SOURCE PASSAGE START

Trust and support within both parties are low, but the survey makes clear that the Democrats’ base of young voters is less allegiant to the party. These disaffected young people may be more willing to walk away from the party — or simply stay home in future elections.

Democrats can’t rest

The favorable results for Democrats in the midterm elections, especially among young people, should not encourage confidence or complacency among Democrats. If anything, the results are a rejection of Republican extremism, not an embrace of the Democratic Party’s positions and leadership. Throughout Donald Trump’s presidency and reelection campaign, Gen Z politically engaged to disrupt Trump and his various events, but they were not enthusiastic for nor supportive of the Democratic Party.

SOURCE PASSAGE END

Continue the passage about young voters and the Democratic Party, starting after its last sentence. The records that follow are not needed.

INFORMATION GIVEN START

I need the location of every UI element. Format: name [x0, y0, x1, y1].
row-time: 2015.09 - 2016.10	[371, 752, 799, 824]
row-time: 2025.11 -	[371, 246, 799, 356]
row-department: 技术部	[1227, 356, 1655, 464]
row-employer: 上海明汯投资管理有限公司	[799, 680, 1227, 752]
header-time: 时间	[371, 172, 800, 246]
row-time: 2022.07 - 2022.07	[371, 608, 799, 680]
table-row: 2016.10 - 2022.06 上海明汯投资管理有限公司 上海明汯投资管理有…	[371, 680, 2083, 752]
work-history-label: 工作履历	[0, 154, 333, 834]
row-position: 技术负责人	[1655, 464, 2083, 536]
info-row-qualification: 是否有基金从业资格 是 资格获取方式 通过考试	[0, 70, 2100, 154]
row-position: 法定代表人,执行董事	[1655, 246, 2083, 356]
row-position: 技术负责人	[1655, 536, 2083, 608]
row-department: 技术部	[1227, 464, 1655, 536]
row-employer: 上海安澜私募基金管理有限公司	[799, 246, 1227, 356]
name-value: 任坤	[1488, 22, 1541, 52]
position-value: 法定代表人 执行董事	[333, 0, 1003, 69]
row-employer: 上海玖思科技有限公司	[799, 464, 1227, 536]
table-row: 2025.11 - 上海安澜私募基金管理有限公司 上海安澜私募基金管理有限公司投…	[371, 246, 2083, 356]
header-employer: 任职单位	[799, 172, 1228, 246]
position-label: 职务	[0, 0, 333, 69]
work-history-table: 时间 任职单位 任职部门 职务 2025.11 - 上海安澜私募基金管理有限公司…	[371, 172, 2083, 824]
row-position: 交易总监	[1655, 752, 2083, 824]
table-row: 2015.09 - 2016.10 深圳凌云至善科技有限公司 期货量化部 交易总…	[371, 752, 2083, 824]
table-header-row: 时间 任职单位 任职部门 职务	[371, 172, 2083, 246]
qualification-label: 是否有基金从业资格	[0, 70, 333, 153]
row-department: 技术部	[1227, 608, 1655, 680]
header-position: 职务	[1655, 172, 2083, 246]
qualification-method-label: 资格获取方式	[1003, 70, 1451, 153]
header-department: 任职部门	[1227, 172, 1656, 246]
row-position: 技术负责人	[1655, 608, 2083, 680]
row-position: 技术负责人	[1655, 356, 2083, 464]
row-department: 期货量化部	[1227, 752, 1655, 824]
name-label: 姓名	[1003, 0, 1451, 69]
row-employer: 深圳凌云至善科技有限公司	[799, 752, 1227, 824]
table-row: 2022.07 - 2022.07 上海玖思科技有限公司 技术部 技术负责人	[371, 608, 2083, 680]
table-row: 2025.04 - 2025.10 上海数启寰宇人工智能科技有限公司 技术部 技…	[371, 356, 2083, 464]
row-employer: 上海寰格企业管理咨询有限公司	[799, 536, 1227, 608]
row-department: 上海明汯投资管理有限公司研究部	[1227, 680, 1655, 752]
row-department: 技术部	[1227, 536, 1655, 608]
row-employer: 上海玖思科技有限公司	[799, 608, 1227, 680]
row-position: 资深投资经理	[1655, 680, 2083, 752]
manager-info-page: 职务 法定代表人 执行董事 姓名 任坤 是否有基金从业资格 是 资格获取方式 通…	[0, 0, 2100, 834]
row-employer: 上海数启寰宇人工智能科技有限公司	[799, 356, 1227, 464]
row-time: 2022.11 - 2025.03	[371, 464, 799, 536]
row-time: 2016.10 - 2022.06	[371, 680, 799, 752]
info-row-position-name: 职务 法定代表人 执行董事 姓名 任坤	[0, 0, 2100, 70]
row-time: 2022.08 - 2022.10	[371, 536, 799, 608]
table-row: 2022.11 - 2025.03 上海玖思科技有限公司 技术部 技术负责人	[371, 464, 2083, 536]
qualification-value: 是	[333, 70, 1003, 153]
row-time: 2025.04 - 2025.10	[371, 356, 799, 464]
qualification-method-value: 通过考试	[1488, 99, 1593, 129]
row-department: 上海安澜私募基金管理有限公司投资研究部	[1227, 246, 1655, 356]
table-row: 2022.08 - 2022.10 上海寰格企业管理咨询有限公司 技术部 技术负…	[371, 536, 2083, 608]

INFORMATION GIVEN END

◆ **ANSWER SECTION**
Given these circumstances, Democrats shouldn’t take the political loyalty of Gen Z voters for granted. It’s not as if a gradual generational shift hasn’t happened before. Baby boomers were once solidly Democratic, but over time the generation has shifted more and more toward the GOP. In 1979, when boomers were in their 20s and 30s, Democrats had a nearly 30-percentage-point advantage over the GOP among the cohort. By 2009 that had shrunk to just over 10 points, according to Gallup, and in 2022 it flipped, as more boomers identified as Republicans than Democrats.

What the Democratic Party needs is a serious soul-searching about how it can better address the needs of young voters, as well as various other groups in the party’s often unwieldy coalition. College affordability, the climate crisis, and civil rights are winning issues, but young voters want concrete progress, not continued platitudes. They are a pragmatic generation that accepts compromises, so long as they perceive real change in the process. Partisan gridlock, even if partially caused by Republicans, will not endear the Democratic Party to impatient young voters.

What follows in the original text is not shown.